- What is required: Extract the data exactly, missing nothing.

- Exercise inputs:
────────

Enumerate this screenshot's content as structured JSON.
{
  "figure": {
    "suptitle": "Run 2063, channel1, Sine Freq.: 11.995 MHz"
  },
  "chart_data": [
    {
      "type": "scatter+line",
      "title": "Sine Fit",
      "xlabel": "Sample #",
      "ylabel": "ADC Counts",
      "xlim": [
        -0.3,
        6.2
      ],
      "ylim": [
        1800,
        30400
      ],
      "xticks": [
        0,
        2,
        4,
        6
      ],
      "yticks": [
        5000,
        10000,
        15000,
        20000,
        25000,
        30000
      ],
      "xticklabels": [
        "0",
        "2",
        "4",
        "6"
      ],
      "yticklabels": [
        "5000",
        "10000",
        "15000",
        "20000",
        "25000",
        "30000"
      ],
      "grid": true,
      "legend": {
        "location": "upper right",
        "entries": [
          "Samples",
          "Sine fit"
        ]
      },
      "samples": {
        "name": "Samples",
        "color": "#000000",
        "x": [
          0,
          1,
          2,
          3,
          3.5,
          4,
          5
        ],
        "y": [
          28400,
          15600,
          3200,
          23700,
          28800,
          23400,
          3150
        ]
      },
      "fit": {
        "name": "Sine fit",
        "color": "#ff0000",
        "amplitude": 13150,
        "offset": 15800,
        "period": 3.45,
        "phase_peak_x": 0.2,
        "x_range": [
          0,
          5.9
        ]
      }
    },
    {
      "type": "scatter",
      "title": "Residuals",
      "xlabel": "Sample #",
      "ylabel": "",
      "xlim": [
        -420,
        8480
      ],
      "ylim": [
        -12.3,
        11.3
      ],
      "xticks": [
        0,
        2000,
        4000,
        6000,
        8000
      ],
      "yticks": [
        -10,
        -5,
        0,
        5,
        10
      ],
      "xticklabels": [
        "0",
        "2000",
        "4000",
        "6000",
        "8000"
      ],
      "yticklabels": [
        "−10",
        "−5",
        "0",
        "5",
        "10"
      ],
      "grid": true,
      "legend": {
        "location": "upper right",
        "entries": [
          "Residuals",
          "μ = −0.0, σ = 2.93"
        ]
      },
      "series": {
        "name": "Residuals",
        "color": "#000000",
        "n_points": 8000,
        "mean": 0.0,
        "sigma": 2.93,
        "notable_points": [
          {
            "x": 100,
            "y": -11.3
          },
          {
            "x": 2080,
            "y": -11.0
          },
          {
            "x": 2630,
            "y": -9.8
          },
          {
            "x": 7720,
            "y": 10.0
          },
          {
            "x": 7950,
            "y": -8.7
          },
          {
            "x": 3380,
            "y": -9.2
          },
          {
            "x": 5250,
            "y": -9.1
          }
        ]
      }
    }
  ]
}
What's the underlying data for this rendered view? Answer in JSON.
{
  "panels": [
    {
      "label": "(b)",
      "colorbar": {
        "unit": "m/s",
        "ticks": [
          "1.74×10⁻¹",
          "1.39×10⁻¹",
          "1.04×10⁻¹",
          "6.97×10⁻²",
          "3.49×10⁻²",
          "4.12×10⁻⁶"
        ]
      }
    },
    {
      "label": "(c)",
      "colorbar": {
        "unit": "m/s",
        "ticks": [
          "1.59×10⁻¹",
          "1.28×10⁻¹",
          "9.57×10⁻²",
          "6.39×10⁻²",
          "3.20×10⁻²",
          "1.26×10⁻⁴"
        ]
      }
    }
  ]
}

────────

- Task solution:
Enumerate this screenshot's content as structured JSON.
{
  "figure": {
    "suptitle": "Run 2063, channel1, Sine Freq.: 11.995 MHz"
  },
  "chart_data": [
    {
      "type": "scatter+line",
      "title": "Sine Fit",
      "xlabel": "Sample #",
      "ylabel": "ADC Counts",
      "xlim": [
        -0.3,
        6.2
      ],
      "ylim": [
        1800,
        30400
      ],
      "xticks": [
        0,
        2,
        4,
        6
      ],
      "yticks": [
        5000,
        10000,
        15000,
        20000,
        25000,
        30000
      ],
      "xticklabels": [
        "0",
        "2",
        "4",
        "6"
      ],
      "yticklabels": [
        "5000",
        "10000",
        "15000",
        "20000",
        "25000",
        "30000"
      ],
      "grid": true,
      "legend": {
        "location": "upper right",
        "entries": [
          "Samples",
          "Sine fit"
        ]
      },
      "samples": {
        "name": "Samples",
        "color": "#000000",
        "x": [
          0,
          1,
          2,
          3,
          3.5,
          4,
          5
        ],
        "y": [
          28400,
          15600,
          3200,
          23700,
          28800,
          23400,
          3150
        ]
      },
      "fit": {
        "name": "Sine fit",
        "color": "#ff0000",
        "amplitude": 13150,
        "offset": 15800,
        "period": 3.45,
        "phase_peak_x": 0.2,
        "x_range": [
          0,
          5.9
        ]
      }
    },
    {
      "type": "scatter",
      "title": "Residuals",
      "xlabel": "Sample #",
      "ylabel": "",
      "xlim": [
        -420,
        8480
      ],
      "ylim": [
        -12.3,
        11.3
      ],
      "xticks": [
        0,
        2000,
        4000,
        6000,
        8000
      ],
      "yticks": [
        -10,
        -5,
        0,
        5,
        10
      ],
      "xticklabels": [
        "0",
        "2000",
        "4000",
        "6000",
        "8000"
      ],
      "yticklabels": [
        "−10",
        "−5",
        "0",
        "5",
        "10"
      ],
      "grid": true,
      "legend": {
        "location": "upper right",
        "entries": [
          "Residuals",
          "μ = −0.0, σ = 2.93"
        ]
      },
      "series": {
        "name": "Residuals",
        "color": "#000000",
        "n_points": 8000,
        "mean": 0.0,
        "sigma": 2.93,
        "notable_points": [
          {
            "x": 100,
            "y": -11.3
          },
          {
            "x": 2080,
            "y": -11.0
          },
          {
            "x": 2630,
            "y": -9.8
          },
          {
            "x": 7720,
            "y": 10.0
          },
          {
            "x": 7950,
            "y": -8.7
          },
          {
            "x": 3380,
            "y": -9.2
          },
          {
            "x": 5250,
            "y": -9.1
          }
        ]
      }
    }
  ]
}
What's the underlying data for this rendered view? Answer in JSON.
{
  "panels": [
    {
      "label": "(b)",
      "colorbar": {
        "unit": "m/s",
        "ticks": [
          "1.74×10⁻¹",
          "1.39×10⁻¹",
          "1.04×10⁻¹",
          "6.97×10⁻²",
          "3.49×10⁻²",
          "4.12×10⁻⁶"
        ]
      }
    },
    {
      "label": "(c)",
      "colorbar": {
        "unit": "m/s",
        "ticks": [
          "1.59×10⁻¹",
          "1.28×10⁻¹",
          "9.57×10⁻²",
          "6.39×10⁻²",
          "3.20×10⁻²",
          "1.26×10⁻⁴"
        ]
      }
    }
  ]
}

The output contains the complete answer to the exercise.